## Problem details
Find how many lines in the data below mention "been". Give the number only.

begin Records supplied

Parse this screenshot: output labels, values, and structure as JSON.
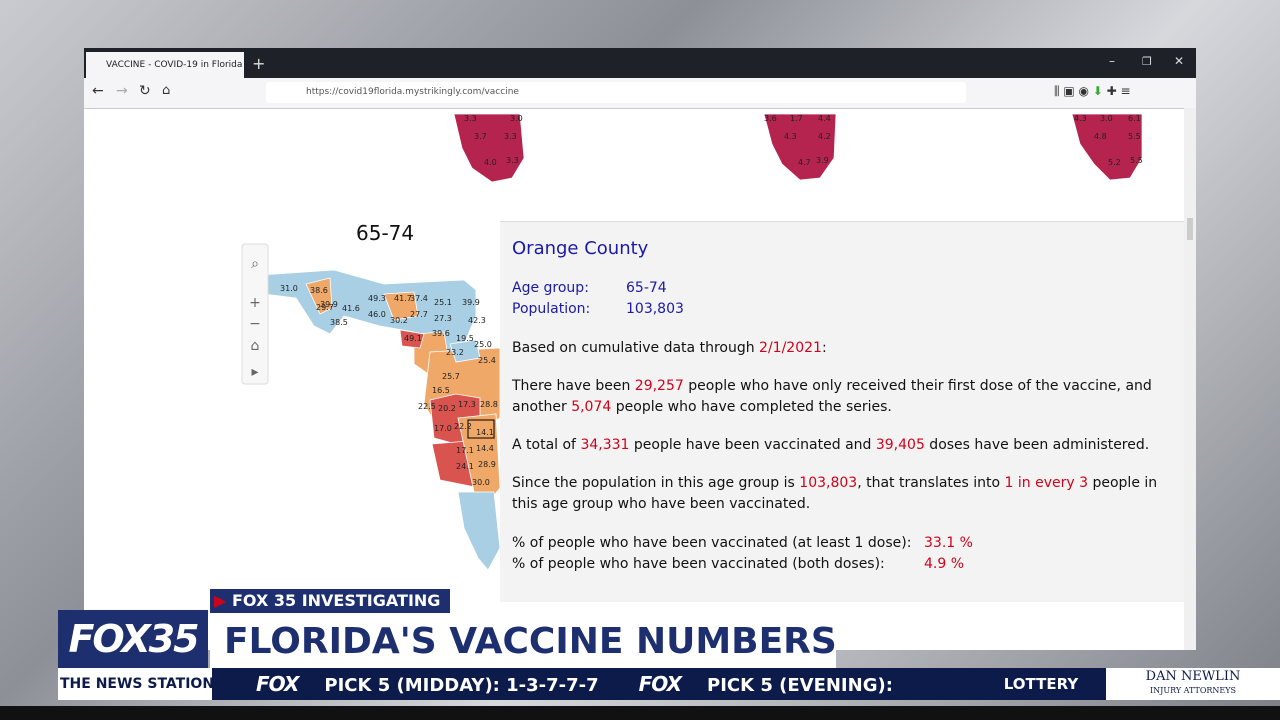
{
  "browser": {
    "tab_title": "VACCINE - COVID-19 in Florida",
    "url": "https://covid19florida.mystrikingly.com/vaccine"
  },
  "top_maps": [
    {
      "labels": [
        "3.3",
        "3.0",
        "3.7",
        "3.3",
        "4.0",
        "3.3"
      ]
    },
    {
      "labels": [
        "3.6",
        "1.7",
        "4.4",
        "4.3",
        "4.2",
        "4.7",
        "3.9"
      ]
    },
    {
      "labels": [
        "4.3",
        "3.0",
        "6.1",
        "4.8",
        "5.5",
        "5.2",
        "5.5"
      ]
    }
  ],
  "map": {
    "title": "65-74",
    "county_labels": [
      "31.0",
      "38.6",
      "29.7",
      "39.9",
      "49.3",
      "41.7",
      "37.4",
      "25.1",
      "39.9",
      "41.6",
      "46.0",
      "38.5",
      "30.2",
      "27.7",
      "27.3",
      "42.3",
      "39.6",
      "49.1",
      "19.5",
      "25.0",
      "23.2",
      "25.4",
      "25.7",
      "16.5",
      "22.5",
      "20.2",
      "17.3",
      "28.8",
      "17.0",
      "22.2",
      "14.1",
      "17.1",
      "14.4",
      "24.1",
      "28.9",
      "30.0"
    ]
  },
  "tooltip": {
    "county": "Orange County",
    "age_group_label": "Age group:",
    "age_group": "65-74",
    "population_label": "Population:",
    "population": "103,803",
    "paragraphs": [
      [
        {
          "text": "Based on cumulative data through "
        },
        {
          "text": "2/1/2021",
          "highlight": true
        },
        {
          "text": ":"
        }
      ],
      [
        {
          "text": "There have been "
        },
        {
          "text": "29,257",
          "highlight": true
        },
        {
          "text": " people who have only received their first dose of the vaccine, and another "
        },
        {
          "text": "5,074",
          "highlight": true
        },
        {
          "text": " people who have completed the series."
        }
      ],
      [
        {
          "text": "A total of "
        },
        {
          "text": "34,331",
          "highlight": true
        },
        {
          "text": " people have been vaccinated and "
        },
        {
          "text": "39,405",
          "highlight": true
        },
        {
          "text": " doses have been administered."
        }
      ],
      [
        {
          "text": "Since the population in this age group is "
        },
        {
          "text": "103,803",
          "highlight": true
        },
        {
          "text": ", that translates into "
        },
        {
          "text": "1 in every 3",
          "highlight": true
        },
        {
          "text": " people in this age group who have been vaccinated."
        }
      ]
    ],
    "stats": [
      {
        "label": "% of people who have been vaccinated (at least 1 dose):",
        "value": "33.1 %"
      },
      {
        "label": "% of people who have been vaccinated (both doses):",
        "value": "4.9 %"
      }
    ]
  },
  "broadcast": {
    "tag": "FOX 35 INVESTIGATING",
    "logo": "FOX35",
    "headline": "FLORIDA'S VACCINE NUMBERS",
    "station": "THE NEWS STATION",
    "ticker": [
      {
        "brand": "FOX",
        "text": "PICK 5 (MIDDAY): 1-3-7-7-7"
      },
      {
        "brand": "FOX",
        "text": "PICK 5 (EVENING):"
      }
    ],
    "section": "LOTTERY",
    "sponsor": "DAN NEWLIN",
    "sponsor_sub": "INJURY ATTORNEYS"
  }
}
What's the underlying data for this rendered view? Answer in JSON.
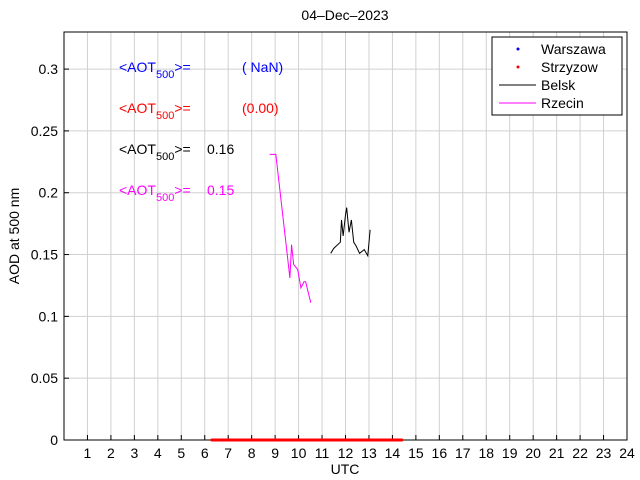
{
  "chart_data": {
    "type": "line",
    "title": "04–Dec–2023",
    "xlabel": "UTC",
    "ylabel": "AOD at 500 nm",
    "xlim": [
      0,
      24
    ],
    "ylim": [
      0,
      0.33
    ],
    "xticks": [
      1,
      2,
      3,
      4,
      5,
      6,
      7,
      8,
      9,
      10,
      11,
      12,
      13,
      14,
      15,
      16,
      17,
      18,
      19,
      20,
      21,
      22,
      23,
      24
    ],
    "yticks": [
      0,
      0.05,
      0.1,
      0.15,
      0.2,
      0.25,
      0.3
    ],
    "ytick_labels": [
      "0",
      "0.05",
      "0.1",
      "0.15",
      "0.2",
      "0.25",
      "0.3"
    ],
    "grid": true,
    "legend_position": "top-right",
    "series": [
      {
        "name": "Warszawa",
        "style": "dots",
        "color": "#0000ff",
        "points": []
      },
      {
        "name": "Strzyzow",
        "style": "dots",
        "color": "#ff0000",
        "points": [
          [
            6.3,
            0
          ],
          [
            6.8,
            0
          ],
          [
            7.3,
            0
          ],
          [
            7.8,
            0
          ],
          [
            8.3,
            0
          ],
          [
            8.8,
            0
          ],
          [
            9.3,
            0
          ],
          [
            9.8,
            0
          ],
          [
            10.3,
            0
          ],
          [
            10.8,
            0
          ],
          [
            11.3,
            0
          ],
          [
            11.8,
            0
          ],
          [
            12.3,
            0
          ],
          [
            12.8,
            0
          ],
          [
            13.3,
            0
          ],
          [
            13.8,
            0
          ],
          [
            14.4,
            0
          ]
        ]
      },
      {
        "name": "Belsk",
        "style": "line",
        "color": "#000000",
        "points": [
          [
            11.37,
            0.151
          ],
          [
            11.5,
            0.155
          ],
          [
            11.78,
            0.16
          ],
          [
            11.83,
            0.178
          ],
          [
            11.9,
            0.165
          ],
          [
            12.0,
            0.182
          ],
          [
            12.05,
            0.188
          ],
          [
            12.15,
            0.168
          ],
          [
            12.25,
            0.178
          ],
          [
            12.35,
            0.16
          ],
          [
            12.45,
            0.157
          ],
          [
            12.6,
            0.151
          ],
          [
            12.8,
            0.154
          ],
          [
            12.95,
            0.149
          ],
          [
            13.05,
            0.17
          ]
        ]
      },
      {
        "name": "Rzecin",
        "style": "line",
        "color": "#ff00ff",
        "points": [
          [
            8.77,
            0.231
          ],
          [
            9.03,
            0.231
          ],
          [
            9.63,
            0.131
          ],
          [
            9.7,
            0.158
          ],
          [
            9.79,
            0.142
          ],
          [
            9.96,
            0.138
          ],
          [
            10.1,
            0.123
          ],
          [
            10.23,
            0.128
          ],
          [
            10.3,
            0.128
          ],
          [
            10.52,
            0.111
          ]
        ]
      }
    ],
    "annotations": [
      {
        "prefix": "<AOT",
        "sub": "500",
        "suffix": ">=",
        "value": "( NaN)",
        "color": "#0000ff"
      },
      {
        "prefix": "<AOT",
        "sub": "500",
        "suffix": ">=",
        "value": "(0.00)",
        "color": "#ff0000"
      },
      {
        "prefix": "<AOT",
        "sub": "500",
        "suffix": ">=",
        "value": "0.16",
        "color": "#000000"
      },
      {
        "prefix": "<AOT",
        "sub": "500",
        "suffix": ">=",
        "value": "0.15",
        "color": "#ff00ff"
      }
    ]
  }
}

end Records supplied

## Final result
6